# Supplied information
+ + + + +
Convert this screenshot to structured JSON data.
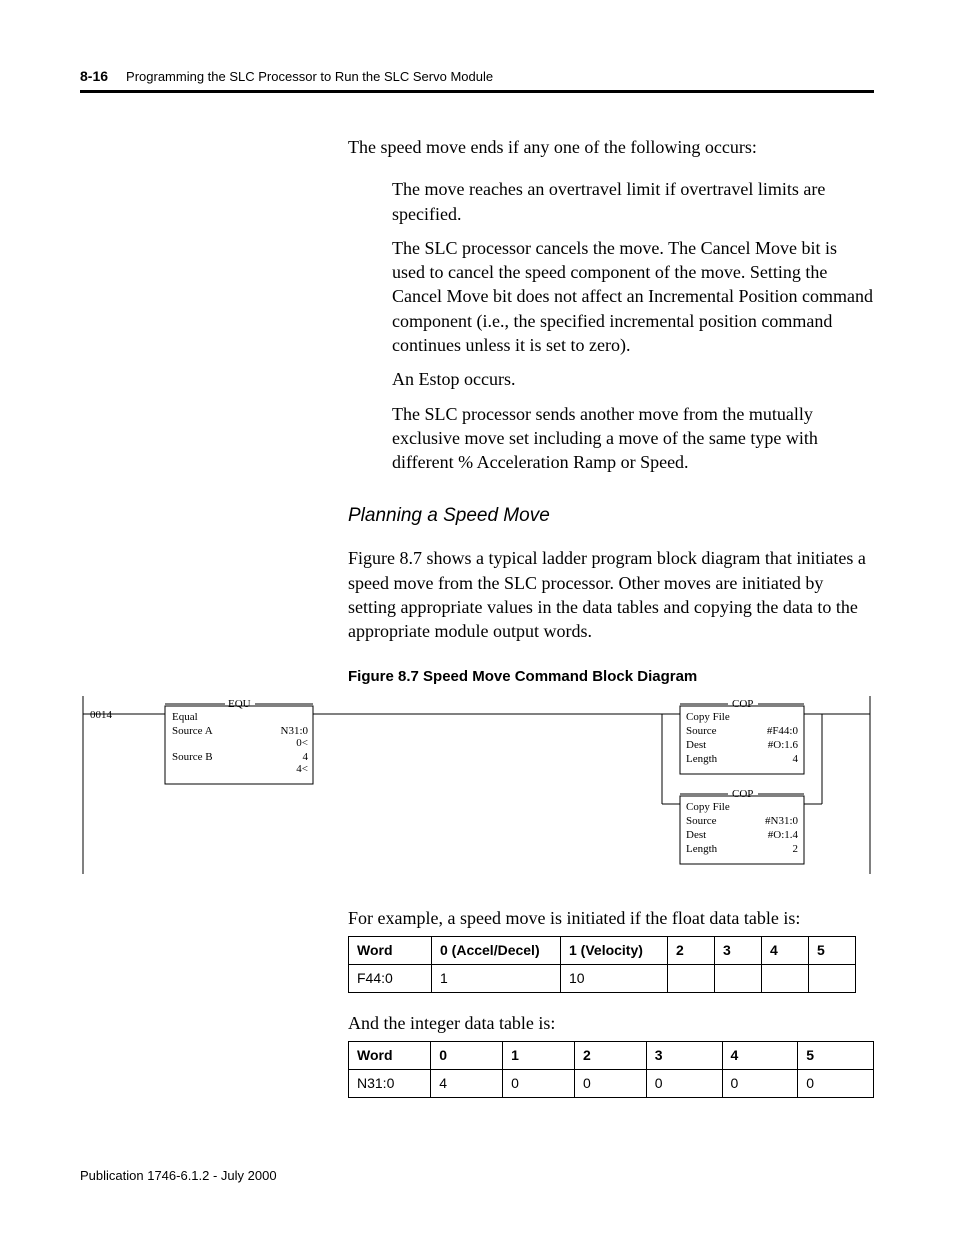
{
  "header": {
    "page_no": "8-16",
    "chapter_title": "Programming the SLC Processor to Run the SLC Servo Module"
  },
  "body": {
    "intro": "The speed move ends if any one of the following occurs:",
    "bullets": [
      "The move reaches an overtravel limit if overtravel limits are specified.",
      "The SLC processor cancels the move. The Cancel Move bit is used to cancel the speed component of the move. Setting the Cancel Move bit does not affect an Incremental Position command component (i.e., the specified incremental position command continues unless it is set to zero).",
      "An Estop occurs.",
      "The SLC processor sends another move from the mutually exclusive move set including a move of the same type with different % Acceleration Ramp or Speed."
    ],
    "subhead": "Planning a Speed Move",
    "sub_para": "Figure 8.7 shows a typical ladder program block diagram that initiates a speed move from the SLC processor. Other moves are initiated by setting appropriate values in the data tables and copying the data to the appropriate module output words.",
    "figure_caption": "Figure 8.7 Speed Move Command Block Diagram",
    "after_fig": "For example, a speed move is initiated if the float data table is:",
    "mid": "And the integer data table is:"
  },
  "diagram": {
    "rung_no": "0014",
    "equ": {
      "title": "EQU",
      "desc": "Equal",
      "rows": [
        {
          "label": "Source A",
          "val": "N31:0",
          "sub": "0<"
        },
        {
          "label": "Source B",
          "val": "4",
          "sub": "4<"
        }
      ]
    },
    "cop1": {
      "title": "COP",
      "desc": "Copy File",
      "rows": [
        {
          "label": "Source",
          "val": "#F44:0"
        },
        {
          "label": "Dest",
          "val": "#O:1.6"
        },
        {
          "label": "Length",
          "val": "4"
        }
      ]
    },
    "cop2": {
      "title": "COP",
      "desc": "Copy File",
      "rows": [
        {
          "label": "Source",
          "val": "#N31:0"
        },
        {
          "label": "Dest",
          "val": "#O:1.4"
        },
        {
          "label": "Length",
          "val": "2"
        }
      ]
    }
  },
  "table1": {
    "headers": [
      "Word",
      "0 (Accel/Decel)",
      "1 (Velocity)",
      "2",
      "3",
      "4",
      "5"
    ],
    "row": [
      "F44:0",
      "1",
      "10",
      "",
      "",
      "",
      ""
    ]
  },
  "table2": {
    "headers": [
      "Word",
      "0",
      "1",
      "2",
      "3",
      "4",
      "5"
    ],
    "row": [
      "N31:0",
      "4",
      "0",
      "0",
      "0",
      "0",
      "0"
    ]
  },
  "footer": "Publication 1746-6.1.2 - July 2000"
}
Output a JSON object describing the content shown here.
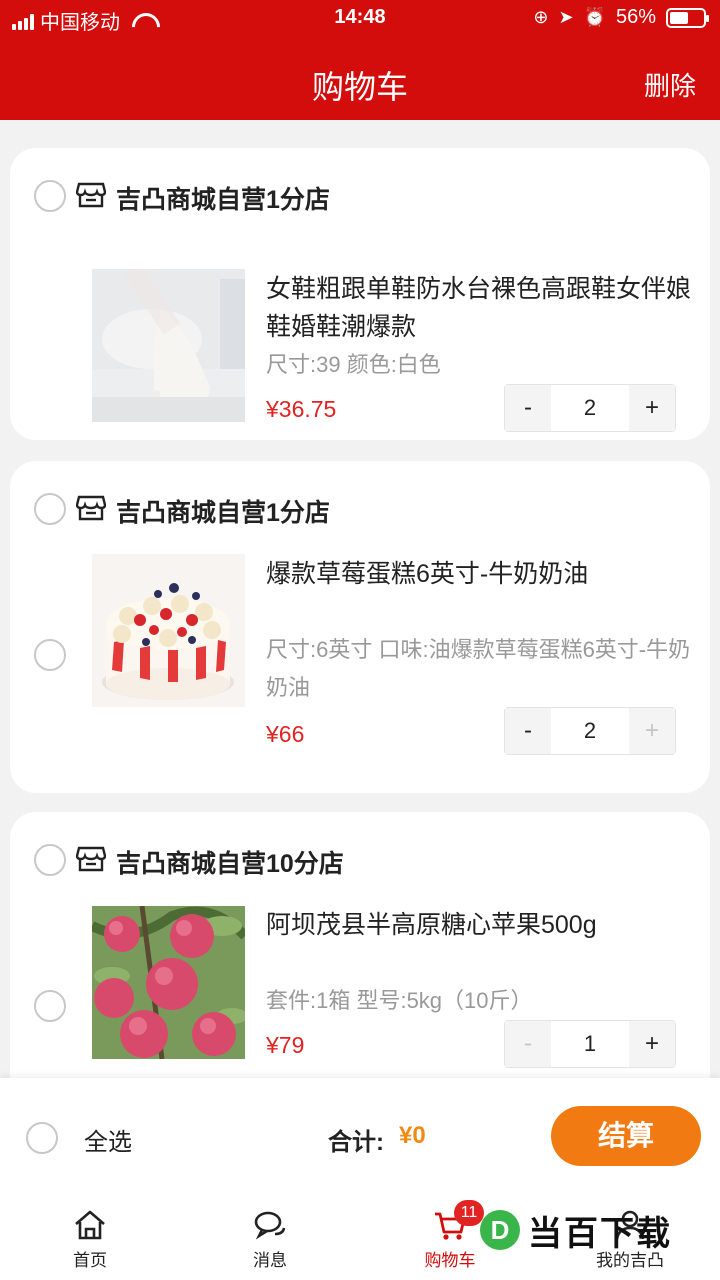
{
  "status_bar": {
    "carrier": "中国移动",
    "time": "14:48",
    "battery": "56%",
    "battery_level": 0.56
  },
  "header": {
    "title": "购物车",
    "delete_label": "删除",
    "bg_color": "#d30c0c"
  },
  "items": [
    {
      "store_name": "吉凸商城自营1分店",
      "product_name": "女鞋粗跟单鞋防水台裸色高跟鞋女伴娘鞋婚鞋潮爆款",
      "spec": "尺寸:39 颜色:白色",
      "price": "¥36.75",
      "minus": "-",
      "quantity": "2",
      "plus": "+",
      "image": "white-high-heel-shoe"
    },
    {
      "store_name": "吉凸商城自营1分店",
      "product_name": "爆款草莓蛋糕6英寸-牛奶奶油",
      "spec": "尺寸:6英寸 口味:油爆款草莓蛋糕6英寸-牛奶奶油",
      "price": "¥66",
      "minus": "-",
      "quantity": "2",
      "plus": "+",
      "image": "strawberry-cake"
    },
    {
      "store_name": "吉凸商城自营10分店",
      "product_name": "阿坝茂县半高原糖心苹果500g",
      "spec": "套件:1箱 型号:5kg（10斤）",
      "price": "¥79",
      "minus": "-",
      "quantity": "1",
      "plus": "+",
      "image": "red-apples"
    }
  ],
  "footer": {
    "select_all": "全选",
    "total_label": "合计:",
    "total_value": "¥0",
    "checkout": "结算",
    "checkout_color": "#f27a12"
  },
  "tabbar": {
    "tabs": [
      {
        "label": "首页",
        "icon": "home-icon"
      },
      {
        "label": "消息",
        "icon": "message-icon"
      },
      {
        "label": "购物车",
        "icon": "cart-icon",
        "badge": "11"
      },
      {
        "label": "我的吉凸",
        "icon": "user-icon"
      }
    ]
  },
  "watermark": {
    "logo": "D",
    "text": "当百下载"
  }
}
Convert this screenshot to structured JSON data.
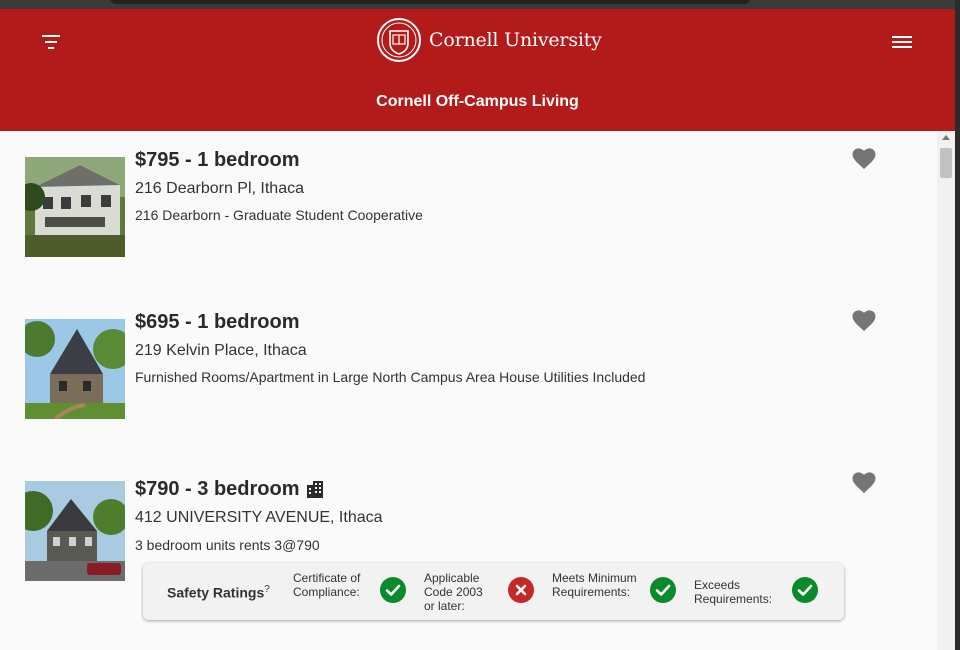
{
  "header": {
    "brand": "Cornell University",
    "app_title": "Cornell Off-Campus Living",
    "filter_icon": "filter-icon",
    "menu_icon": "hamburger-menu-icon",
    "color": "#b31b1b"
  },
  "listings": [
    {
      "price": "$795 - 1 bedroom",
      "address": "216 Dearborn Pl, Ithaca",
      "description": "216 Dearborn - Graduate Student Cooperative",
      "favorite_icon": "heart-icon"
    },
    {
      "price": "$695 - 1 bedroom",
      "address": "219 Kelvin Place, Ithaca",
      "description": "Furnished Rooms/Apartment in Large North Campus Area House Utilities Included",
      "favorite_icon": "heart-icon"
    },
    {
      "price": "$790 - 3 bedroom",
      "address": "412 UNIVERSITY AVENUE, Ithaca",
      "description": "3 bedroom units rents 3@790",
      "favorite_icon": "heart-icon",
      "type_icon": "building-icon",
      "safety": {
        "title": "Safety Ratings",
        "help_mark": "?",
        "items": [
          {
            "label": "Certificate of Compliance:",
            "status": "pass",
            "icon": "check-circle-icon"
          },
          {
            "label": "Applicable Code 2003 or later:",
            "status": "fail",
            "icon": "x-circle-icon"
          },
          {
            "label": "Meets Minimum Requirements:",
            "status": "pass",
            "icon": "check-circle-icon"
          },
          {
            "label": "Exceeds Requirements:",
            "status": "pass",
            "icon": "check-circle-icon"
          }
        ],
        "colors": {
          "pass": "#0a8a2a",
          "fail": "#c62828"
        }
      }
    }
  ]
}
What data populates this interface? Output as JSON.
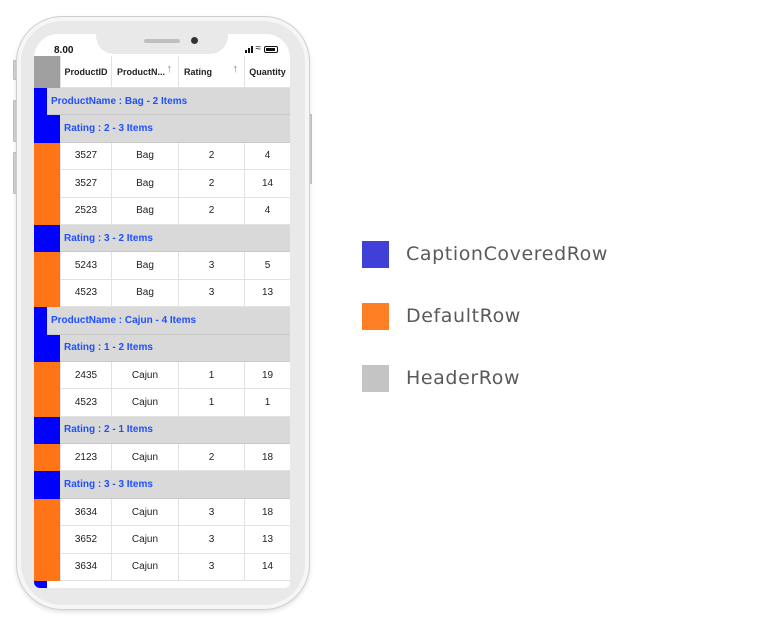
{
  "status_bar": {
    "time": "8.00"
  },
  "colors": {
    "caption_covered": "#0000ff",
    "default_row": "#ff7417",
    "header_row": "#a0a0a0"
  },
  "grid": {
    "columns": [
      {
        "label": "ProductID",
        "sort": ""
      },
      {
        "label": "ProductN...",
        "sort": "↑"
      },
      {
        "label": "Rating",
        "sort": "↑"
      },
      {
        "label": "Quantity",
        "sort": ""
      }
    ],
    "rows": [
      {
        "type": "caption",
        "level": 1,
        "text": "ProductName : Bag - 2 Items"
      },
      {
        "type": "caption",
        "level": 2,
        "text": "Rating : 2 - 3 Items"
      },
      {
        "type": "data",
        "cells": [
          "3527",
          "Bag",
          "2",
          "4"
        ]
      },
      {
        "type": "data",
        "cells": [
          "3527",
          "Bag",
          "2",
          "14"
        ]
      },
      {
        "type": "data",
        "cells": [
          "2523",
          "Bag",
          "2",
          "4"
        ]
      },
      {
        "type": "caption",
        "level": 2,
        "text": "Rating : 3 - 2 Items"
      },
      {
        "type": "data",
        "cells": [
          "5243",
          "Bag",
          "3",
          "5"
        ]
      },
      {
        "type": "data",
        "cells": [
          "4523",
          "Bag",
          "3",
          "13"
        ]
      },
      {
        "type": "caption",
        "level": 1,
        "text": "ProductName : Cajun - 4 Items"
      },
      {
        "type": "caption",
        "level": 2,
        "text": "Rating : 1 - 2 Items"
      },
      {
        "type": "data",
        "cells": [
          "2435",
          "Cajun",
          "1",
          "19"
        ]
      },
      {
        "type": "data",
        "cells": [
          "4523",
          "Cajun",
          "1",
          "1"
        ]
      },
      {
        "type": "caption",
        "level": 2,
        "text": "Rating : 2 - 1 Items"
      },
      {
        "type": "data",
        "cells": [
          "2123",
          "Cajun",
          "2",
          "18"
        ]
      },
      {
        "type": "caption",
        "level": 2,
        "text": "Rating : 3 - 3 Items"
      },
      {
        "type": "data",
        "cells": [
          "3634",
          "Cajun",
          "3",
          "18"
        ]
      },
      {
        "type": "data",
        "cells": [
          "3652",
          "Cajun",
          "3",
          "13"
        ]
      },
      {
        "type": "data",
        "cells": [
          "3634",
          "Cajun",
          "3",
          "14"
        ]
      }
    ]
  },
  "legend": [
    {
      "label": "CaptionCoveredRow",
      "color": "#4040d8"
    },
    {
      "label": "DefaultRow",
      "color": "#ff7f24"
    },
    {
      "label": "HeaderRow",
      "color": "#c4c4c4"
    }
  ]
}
+ + + + +
# Task requirements
Copy each line of the data that contains the word "text".

# Solution for this task
    "text": "当百下载"
        "text": "ProductName : Bag - 2 Items"
        "text": "Rating : 2 - 3 Items"
        "text": "Rating : 3 - 2 Items"
        "text": "ProductName : Cajun - 4 Items"
        "text": "Rating : 1 - 2 Items"
        "text": "Rating : 2 - 1 Items"
        "text": "Rating : 3 - 3 Items"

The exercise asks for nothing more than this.